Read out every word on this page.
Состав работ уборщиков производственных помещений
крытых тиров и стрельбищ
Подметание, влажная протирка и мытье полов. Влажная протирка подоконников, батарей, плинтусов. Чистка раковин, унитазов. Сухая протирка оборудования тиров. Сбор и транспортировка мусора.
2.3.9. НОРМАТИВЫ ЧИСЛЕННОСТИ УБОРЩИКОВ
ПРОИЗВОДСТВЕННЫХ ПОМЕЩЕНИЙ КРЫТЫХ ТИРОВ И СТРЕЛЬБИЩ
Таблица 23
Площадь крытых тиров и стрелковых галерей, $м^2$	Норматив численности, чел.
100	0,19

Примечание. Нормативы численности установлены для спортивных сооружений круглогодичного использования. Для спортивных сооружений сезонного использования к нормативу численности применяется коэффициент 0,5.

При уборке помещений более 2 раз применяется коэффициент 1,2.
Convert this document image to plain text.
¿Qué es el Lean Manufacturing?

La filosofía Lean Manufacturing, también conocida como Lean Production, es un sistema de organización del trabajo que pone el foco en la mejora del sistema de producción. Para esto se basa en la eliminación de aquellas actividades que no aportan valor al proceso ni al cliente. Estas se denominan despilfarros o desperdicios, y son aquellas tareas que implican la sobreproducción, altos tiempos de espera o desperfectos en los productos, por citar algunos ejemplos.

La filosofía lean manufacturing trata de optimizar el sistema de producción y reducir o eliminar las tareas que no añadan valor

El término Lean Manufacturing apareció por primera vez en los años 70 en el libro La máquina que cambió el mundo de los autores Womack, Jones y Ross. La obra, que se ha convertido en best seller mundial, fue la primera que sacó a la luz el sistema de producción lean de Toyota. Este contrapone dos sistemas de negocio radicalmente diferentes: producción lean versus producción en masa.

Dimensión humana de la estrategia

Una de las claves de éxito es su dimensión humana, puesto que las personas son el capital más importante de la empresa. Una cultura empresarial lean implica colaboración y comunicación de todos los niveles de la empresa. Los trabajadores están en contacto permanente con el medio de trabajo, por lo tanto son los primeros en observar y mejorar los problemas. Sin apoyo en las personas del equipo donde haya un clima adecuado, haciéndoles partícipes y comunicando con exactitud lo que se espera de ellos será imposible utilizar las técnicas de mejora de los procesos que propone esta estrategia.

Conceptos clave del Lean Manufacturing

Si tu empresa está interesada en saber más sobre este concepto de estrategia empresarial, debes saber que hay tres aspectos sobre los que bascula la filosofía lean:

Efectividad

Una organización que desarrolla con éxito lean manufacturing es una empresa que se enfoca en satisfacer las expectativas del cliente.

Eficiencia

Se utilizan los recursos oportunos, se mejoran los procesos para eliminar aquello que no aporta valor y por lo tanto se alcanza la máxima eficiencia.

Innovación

#### REQUEST:
Your task is to output all of the data above word for word.

#### REPLY TO THE EXERCISE:
Read out every word on this page.
Состав работ уборщиков производственных помещений
крытых тиров и стрельбищ
Подметание, влажная протирка и мытье полов. Влажная протирка подоконников, батарей, плинтусов. Чистка раковин, унитазов. Сухая протирка оборудования тиров. Сбор и транспортировка мусора.
2.3.9. НОРМАТИВЫ ЧИСЛЕННОСТИ УБОРЩИКОВ
ПРОИЗВОДСТВЕННЫХ ПОМЕЩЕНИЙ КРЫТЫХ ТИРОВ И СТРЕЛЬБИЩ
Таблица 23
Площадь крытых тиров и стрелковых галерей, $м^2$	Норматив численности, чел.
100	0,19

Примечание. Нормативы численности установлены для спортивных сооружений круглогодичного использования. Для спортивных сооружений сезонного использования к нормативу численности применяется коэффициент 0,5.

При уборке помещений более 2 раз применяется коэффициент 1,2.
Convert this document image to plain text.
¿Qué es el Lean Manufacturing?

La filosofía Lean Manufacturing, también conocida como Lean Production, es un sistema de organización del trabajo que pone el foco en la mejora del sistema de producción. Para esto se basa en la eliminación de aquellas actividades que no aportan valor al proceso ni al cliente. Estas se denominan despilfarros o desperdicios, y son aquellas tareas que implican la sobreproducción, altos tiempos de espera o desperfectos en los productos, por citar algunos ejemplos.

La filosofía lean manufacturing trata de optimizar el sistema de producción y reducir o eliminar las tareas que no añadan valor

El término Lean Manufacturing apareció por primera vez en los años 70 en el libro La máquina que cambió el mundo de los autores Womack, Jones y Ross. La obra, que se ha convertido en best seller mundial, fue la primera que sacó a la luz el sistema de producción lean de Toyota. Este contrapone dos sistemas de negocio radicalmente diferentes: producción lean versus producción en masa.

Dimensión humana de la estrategia

Una de las claves de éxito es su dimensión humana, puesto que las personas son el capital más importante de la empresa. Una cultura empresarial lean implica colaboración y comunicación de todos los niveles de la empresa. Los trabajadores están en contacto permanente con el medio de trabajo, por lo tanto son los primeros en observar y mejorar los problemas. Sin apoyo en las personas del equipo donde haya un clima adecuado, haciéndoles partícipes y comunicando con exactitud lo que se espera de ellos será imposible utilizar las técnicas de mejora de los procesos que propone esta estrategia.

Conceptos clave del Lean Manufacturing

Si tu empresa está interesada en saber más sobre este concepto de estrategia empresarial, debes saber que hay tres aspectos sobre los que bascula la filosofía lean:

Efectividad

Una organización que desarrolla con éxito lean manufacturing es una empresa que se enfoca en satisfacer las expectativas del cliente.

Eficiencia

Se utilizan los recursos oportunos, se mejoran los procesos para eliminar aquello que no aporta valor y por lo tanto se alcanza la máxima eficiencia.

Innovación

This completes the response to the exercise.